- Texte -
De retour sur la route, nos bidons sont vides. Nos GPS TwoNav Cross+ nous indiquent à gauche la suite de l’itinéraire par une grande voie qui semble s’élancer pour quelques dizaines de kilomètres avant la prochaine ville. À droite, un quartier d’habitation nous fait penser qu’on pourrait y trouver de l’eau avant de s’engager sur la suite de notre parcours. Ce petit détour nous récompense rapidement. Une épicerie typique des villes et villages marocains, le plus souvent ouverte en continue, nous permet de ravitailler nos encas et autres sucreries. En ultracyclisme, on brûle 6000 kcal par jour. Pour compenser, il faut manger. Il faut manger tout le temps, au moins toutes les 20 minutes et consommer plusieurs dizaines de grammes de glucides toutes les heures. Alors, on ne fait pas les difficiles. On mange ce que l’on trouve.
Pendant que nous remplissons nos bidons, un groupe d’enfants s’attroupe autour de nous. Curieux, joyeux avec l’envie d’échanger quelques mots de français ou d’anglais avec ces 2 types étranges, sortis de nulle part, en tenues moulantes, casque sur la tête… Il y en a souvent un ou deux pour réclamer de l’argent mais en ignorant poliment la question, on arrive à avoir un échange sympathique, qui participe de cette rencontre avec un pays.
Alors que l’on reprend notre route, Nicolas me précise qu’il ne serait pas contre un restaurant d’ici une heure pour faire le plein d’un bon plat chaud et salé pour se revigorer complètement. Sur une grande route comme celle sur laquelle on se trouve actuellement, on se dit qu’il va bien y avoir une station service avec la possibilité de se restaurer. Google Maps me le confirme d’ailleurs, dans une quinzaine de kilomètres. Voilà mon Nicolas rassuré.

- Consigne 1 -
D'après le récit de voyage à vélo au Maroc, combien de kilocalories brûle-t-on chaque jour en ultracyclisme ?
- Consigne 2 -
Rédigez la suite du récit de voyage à vélo au Maroc en partant de sa dernière phrase.
Ces données proviennent d'une autre source.

Quelques données
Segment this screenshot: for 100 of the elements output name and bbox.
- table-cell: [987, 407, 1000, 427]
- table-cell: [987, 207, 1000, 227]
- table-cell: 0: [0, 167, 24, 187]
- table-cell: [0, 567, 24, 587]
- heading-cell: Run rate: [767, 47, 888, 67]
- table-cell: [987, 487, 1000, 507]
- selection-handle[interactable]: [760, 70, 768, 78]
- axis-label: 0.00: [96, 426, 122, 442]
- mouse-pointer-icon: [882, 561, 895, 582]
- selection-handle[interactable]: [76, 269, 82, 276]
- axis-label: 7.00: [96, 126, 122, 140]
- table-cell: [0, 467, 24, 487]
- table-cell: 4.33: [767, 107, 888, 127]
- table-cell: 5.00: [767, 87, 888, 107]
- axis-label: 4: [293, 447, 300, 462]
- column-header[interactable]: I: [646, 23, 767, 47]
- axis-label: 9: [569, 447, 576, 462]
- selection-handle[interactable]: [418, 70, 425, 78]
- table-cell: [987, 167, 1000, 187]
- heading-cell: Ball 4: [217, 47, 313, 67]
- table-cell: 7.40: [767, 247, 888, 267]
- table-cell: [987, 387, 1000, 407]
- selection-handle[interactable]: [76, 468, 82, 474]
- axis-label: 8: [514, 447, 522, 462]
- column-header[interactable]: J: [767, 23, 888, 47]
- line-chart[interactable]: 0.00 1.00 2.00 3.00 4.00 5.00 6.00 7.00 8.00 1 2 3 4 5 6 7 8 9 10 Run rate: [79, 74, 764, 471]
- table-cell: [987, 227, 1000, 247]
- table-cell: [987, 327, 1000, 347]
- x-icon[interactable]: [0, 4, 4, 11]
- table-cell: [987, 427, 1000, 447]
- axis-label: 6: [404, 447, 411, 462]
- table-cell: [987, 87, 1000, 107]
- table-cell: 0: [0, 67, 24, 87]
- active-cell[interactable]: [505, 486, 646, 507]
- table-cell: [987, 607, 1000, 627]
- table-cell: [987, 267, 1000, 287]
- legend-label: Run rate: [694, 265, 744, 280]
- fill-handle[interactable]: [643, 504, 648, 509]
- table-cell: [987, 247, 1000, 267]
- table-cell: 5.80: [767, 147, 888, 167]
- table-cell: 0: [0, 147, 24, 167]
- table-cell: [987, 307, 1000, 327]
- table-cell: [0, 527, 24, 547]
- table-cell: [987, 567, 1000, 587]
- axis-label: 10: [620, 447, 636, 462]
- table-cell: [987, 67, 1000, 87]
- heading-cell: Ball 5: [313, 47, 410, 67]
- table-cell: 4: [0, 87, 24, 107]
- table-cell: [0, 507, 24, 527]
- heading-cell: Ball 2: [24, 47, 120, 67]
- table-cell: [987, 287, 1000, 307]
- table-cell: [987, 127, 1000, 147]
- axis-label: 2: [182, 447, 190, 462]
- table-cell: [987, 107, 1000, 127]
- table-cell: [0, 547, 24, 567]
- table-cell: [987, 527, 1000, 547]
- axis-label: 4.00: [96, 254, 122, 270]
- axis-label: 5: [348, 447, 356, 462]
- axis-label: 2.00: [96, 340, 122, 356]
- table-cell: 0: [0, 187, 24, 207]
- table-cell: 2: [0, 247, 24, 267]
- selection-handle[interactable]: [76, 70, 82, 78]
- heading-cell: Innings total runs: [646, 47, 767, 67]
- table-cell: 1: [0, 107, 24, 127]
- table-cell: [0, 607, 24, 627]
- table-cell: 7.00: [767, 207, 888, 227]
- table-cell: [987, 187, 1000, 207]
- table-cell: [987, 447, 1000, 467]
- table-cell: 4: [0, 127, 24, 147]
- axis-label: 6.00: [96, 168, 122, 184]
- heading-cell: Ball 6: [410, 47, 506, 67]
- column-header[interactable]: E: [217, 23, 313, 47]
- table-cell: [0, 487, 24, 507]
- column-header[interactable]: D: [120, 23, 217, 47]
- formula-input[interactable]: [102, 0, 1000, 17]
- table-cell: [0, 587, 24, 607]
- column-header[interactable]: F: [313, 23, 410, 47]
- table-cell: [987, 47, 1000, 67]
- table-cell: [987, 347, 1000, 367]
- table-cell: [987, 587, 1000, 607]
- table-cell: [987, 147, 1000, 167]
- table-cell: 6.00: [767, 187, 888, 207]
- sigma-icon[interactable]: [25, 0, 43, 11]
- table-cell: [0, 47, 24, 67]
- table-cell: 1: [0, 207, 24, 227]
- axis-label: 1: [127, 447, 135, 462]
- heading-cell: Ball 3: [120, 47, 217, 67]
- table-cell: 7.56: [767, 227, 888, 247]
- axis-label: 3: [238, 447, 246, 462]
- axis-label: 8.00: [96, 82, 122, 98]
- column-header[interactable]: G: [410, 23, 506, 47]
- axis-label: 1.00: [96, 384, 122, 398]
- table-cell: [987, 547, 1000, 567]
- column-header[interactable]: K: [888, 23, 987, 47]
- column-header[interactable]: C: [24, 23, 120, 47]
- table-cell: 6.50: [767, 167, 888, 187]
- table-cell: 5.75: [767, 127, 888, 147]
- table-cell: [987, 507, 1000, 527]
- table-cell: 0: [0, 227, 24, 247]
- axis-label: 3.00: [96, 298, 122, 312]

- Réponse 1 -
On y brûle 6000 kcal par jour.

- Réponse 2 -
Cette route est psychologiquement difficile. Longue, droite, monotone, aux abords plutôt désertiques, au revêtement rugueux qui ne rend rien. Le vent s’est levé, il nous faisait face sur cette voie toute droite, sans abris, avec un profil de faux plat qui oblige à réduire la vitesse pour préserver ses forces. Alors même que nous aurions voulu accélérer pour se débarrasser de l’un des segments les moins intéressants. Pour la première fois aussi, des enfants sur le bord de la route, qui avaient déjà vu passer une grosse trentaine de concurrents, nous interpellent, le plus souvent pour nous saluer, nous encourager. Les enfants tendent leur main afin que l’on puisse se faire une tape amicale. Alors nous aussi on se prête au jeu et on tend notre main, tantôt à droite, tantôt à gauche. Cette énergie à travers leur sourire, leurs cris d’encouragement, cette tape amicale, recharge les batteries mentales de nos esprits fatigués par l’effort continu et les nuits écourtées.
Il a bien fallu parcourir près de 50 kilomètres pour finalement arriver à une ville, se protéger du vent et pouvoir trouver un lieu de repos. Dès l’entrée de la ville, une station service offrait un restaurant ou un autre concurrent s’était déjà attablé, ainsi qu’un groupe de motards allemands. Nous décidons de le rejoindre. Surprise, c’était Stéphane avec qui nous avions déjà déjeuné la veille, autour de ce fabuleux tajine de poulet aux olives et au citron. Heureuse coïncidence. Nous reprenons nos échanges en débattant sur les centaines de kilomètres qui nous séparent de ce précédent repas : ces kilomètres de pistes incroyables, cette dernière route interminable et usante… Le déjeuner est l’occasion de voir d’autres concurrents nous rejoindre à table. On sympathise, on rigole, on tente de s’encourager et de se rassurer aussi. C’est sans doute ça aussi la belle camaraderie de la famille BikingMan, et de l’ultracyclisme plus généralement.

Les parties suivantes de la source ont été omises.